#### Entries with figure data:

.....

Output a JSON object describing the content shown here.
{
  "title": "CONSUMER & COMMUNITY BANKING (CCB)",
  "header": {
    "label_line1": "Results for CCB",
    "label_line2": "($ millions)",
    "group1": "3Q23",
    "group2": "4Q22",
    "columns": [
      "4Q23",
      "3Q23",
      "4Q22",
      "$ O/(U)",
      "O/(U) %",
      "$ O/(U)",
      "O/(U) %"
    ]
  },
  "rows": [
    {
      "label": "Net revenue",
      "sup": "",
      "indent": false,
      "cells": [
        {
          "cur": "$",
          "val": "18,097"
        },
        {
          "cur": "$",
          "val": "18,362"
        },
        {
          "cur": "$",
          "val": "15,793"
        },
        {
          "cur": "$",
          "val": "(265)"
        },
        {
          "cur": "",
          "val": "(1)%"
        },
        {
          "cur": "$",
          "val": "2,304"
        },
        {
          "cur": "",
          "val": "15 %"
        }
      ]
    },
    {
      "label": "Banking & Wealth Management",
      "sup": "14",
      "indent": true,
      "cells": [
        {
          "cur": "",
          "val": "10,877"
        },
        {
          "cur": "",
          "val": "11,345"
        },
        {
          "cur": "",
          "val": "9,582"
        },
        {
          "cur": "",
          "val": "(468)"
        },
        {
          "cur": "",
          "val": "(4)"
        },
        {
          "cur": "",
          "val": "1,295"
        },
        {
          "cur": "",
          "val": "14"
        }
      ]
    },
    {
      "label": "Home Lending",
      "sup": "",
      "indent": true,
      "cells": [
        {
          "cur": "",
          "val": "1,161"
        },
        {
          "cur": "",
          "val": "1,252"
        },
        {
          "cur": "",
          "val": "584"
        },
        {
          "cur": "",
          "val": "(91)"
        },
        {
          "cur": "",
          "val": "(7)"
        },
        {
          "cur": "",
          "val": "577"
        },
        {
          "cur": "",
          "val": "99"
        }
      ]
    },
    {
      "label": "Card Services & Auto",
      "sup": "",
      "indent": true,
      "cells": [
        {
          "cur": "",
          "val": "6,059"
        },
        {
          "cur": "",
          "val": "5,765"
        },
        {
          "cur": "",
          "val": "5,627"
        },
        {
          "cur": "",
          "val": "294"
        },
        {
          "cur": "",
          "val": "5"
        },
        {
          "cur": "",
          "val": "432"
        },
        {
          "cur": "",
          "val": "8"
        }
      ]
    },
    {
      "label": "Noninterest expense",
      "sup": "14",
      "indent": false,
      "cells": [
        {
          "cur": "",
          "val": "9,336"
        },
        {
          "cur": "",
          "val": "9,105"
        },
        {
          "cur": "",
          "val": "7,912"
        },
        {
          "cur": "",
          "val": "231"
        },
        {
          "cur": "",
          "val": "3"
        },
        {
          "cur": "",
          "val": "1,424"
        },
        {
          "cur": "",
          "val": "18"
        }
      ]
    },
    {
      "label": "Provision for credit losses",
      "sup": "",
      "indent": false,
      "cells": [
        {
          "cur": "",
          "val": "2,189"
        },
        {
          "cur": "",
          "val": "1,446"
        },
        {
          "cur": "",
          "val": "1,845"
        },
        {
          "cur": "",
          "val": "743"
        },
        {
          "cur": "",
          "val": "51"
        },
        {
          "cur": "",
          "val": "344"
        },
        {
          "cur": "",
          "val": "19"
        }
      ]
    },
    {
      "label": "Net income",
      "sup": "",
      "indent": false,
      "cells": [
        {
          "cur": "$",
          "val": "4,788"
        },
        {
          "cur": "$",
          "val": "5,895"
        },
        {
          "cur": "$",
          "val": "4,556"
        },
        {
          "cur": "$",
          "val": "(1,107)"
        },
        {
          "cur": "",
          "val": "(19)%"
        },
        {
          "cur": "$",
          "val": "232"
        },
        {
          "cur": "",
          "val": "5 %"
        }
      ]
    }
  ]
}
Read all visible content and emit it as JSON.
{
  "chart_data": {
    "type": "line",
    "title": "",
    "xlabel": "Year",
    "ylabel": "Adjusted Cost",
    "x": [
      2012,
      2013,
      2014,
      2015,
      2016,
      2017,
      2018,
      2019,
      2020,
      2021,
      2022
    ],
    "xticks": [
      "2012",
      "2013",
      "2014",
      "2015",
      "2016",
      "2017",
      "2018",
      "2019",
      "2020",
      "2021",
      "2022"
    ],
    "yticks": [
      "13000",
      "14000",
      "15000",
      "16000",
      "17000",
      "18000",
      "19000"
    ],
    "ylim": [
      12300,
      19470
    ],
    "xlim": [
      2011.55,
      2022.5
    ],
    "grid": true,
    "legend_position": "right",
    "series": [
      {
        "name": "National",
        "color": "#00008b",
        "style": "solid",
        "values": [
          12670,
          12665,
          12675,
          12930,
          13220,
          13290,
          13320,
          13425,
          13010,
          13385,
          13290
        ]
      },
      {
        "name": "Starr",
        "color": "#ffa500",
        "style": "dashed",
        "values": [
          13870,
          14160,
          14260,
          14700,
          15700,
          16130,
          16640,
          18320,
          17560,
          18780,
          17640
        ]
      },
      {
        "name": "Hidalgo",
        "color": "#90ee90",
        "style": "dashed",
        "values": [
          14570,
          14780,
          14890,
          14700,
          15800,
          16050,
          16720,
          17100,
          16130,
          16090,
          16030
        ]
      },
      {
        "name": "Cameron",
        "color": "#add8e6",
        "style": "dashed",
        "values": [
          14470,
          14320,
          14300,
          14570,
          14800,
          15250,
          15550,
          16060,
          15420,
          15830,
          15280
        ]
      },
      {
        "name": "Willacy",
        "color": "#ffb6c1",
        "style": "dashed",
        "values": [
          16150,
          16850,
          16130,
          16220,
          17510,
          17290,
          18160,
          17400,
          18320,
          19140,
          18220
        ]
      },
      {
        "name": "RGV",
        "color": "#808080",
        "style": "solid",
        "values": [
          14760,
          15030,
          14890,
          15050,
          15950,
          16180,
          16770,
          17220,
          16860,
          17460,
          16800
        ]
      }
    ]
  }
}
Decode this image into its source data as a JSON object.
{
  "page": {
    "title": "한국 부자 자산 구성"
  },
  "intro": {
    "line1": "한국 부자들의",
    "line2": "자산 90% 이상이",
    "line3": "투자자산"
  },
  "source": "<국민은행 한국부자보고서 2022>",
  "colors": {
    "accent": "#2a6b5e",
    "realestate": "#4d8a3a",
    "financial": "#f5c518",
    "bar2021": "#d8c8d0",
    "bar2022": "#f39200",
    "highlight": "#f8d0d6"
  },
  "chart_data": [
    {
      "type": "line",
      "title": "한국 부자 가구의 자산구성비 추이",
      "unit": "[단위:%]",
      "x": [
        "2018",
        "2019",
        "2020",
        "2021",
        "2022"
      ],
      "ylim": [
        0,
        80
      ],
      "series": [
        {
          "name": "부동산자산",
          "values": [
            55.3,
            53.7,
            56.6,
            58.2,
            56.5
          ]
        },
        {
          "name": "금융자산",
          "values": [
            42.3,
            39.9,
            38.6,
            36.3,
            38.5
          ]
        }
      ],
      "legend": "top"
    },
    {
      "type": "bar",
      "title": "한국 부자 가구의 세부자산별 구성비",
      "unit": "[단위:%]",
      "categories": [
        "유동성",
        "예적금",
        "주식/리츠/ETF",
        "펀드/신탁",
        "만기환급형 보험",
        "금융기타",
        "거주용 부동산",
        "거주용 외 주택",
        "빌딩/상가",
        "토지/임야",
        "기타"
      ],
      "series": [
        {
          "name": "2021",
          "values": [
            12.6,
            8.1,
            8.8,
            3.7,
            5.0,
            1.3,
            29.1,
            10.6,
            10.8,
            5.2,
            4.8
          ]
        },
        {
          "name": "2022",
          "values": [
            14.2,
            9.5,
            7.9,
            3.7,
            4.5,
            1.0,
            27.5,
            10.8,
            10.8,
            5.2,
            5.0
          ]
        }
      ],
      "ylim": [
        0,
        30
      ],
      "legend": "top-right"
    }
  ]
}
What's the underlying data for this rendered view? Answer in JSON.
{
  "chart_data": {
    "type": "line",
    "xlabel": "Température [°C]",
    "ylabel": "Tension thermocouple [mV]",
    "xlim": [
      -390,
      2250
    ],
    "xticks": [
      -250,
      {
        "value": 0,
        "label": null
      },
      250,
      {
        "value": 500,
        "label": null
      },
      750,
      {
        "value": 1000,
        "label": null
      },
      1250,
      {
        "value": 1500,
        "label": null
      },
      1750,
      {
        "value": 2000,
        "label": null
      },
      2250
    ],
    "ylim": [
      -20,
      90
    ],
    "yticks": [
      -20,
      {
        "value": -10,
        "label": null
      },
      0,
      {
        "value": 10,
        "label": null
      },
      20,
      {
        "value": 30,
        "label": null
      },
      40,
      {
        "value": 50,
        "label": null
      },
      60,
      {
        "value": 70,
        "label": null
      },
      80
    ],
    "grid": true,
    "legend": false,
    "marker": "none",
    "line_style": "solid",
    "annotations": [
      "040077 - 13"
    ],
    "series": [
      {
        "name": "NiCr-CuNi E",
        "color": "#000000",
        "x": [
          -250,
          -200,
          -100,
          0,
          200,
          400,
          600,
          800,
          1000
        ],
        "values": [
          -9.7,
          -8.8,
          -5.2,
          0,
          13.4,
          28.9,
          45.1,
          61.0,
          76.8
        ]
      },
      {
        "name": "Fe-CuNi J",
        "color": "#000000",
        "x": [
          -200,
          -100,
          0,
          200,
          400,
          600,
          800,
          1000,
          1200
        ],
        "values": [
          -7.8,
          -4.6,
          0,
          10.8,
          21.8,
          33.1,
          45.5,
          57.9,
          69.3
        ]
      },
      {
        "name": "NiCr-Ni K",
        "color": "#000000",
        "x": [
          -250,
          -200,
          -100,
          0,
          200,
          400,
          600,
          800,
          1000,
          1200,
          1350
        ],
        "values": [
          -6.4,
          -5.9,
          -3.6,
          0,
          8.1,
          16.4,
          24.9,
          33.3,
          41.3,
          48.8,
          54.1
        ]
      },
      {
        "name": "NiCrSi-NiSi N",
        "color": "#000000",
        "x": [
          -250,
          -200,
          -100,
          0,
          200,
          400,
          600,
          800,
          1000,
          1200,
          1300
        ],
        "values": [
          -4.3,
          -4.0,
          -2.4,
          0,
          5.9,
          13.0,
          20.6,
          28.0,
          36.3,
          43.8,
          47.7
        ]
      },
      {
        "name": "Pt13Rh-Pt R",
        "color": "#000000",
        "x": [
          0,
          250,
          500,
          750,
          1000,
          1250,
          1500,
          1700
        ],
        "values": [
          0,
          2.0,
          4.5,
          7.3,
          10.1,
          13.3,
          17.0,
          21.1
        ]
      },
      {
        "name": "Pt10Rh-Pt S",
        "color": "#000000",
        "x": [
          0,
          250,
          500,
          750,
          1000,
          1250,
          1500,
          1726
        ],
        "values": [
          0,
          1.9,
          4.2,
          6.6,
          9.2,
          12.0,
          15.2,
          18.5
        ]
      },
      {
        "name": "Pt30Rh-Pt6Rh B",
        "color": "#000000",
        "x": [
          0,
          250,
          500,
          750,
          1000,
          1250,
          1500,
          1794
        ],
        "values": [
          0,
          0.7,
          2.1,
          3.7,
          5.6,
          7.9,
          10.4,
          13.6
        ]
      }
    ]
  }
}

.....

#### Written instruction:
Of the lines in the listing above, how many hold the string "title"? Reply with the number only.

#### Correct output:
5